▶ To be done
Single out each line with the word "állami" and copy it.

▶ Input records
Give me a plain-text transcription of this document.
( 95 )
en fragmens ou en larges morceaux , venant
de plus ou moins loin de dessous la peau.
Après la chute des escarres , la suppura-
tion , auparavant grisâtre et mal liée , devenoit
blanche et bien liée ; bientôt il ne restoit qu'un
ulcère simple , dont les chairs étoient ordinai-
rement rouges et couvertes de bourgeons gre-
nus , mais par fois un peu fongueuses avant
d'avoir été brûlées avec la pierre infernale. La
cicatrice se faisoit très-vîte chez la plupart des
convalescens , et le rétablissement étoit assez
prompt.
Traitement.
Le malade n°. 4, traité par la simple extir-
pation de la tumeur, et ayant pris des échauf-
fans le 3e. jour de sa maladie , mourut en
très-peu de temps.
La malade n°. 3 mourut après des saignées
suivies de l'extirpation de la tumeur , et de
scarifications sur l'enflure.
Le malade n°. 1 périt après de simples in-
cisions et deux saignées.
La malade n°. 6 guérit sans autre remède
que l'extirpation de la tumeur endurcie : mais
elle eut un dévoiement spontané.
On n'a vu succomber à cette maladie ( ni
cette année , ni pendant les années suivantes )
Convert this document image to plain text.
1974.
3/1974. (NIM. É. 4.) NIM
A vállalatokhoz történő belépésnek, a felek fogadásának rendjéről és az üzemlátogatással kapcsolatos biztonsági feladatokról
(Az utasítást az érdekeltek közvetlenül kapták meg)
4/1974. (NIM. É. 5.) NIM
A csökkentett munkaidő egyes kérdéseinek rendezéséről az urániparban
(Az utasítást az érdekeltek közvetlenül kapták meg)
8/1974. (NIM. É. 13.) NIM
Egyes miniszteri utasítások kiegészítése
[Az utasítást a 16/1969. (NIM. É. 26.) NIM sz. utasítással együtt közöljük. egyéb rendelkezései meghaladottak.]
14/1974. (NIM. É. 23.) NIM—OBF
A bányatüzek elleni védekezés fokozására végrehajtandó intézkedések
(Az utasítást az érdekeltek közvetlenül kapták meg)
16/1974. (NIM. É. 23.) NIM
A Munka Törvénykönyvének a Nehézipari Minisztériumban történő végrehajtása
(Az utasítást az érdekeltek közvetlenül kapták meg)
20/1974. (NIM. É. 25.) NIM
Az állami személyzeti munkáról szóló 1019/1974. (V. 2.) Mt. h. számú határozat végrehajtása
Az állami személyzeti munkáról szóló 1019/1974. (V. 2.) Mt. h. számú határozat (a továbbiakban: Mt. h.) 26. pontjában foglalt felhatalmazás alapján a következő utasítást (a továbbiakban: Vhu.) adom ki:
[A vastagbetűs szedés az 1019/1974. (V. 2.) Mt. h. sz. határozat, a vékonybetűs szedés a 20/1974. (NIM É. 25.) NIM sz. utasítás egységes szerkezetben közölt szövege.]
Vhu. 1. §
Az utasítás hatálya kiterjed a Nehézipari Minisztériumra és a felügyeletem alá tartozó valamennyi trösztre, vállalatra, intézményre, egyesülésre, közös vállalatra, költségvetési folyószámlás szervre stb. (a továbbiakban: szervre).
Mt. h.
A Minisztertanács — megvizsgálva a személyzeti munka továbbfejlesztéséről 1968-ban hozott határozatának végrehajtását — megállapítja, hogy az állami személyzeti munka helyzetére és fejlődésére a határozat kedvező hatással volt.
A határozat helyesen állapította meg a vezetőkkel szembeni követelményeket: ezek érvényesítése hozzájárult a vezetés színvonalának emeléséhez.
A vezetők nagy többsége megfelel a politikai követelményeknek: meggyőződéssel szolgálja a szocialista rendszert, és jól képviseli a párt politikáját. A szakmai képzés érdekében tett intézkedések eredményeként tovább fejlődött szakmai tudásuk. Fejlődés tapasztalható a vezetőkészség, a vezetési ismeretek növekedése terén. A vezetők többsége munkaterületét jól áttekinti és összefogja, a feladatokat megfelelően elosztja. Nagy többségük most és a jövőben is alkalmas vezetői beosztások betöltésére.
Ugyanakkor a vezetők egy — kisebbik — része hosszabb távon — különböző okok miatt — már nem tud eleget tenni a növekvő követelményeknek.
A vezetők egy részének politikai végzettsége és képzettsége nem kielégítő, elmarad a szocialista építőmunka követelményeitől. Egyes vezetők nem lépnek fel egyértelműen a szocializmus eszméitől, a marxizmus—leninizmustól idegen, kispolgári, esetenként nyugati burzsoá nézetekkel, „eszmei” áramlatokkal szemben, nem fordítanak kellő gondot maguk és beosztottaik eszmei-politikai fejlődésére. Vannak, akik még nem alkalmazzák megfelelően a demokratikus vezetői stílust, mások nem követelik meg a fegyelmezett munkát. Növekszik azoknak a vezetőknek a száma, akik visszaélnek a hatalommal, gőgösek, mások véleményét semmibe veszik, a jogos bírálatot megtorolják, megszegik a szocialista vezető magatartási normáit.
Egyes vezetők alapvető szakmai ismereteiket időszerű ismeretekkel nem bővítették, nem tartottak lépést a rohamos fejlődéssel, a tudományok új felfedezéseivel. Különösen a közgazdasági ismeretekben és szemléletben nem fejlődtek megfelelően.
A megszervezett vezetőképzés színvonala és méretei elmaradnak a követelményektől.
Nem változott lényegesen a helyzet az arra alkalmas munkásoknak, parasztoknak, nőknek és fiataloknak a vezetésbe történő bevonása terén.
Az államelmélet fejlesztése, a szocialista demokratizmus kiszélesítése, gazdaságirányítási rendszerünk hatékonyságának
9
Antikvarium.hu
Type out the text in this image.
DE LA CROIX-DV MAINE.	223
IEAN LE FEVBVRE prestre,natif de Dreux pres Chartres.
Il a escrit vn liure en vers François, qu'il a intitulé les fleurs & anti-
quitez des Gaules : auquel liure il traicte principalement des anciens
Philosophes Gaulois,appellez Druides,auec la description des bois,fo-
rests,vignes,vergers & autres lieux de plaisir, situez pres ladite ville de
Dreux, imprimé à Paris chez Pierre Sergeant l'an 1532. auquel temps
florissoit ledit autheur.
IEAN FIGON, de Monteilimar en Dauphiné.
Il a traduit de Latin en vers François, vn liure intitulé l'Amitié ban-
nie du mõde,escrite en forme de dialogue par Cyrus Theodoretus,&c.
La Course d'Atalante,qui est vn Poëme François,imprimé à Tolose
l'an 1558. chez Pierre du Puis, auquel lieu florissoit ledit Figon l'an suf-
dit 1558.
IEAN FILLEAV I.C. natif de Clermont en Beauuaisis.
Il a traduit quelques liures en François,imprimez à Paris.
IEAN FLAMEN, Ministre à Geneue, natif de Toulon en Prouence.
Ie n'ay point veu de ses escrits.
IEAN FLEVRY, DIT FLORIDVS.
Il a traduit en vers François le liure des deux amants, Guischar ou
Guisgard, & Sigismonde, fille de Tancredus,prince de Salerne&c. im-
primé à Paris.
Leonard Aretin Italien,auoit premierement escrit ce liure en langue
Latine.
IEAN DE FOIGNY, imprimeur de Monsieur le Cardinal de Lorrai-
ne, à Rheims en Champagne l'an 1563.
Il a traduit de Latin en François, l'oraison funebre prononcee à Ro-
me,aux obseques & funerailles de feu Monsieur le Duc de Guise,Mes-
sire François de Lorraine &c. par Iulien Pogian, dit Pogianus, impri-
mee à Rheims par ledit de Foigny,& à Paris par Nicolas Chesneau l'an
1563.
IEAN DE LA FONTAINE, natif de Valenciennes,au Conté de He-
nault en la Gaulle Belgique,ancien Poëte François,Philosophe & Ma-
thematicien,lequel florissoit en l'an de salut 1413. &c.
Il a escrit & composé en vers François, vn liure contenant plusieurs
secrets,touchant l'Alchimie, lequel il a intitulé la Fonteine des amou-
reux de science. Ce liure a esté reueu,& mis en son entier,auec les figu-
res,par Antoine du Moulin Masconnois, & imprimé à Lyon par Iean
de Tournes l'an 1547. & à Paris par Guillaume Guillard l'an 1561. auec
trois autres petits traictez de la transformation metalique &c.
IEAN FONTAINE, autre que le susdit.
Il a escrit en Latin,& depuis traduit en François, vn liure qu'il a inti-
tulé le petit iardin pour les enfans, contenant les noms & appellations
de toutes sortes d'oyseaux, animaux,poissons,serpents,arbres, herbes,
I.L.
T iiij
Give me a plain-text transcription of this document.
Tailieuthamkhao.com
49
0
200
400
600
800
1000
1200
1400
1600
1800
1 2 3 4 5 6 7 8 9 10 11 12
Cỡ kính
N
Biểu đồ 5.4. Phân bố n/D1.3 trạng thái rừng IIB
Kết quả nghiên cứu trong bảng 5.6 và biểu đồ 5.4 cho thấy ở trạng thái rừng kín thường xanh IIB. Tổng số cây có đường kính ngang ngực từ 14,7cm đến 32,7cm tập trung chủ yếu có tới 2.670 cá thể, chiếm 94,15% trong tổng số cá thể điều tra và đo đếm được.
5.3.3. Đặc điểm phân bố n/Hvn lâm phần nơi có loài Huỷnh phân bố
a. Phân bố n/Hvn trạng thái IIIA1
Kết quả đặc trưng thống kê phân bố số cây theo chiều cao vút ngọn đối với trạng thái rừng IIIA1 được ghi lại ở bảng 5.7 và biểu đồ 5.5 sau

▶ Solution to this problem
Az állami személyzeti munkáról szóló 1019/1974. (V. 2.) Mt. h. számú határozat végrehajtása
Az állami személyzeti munkáról szóló 1019/1974. (V. 2.) Mt. h. számú határozat (a továbbiakban: Mt. h.) 26. pontjában foglalt felhatalmazás alapján a következő utasítást (a továbbiakban: Vhu.) adom ki:
A Minisztertanács — megvizsgálva a személyzeti munka továbbfejlesztéséről 1968-ban hozott határozatának végrehajtását — megállapítja, hogy az állami személyzeti munka helyzetére és fejlődésére a határozat kedvező hatással volt.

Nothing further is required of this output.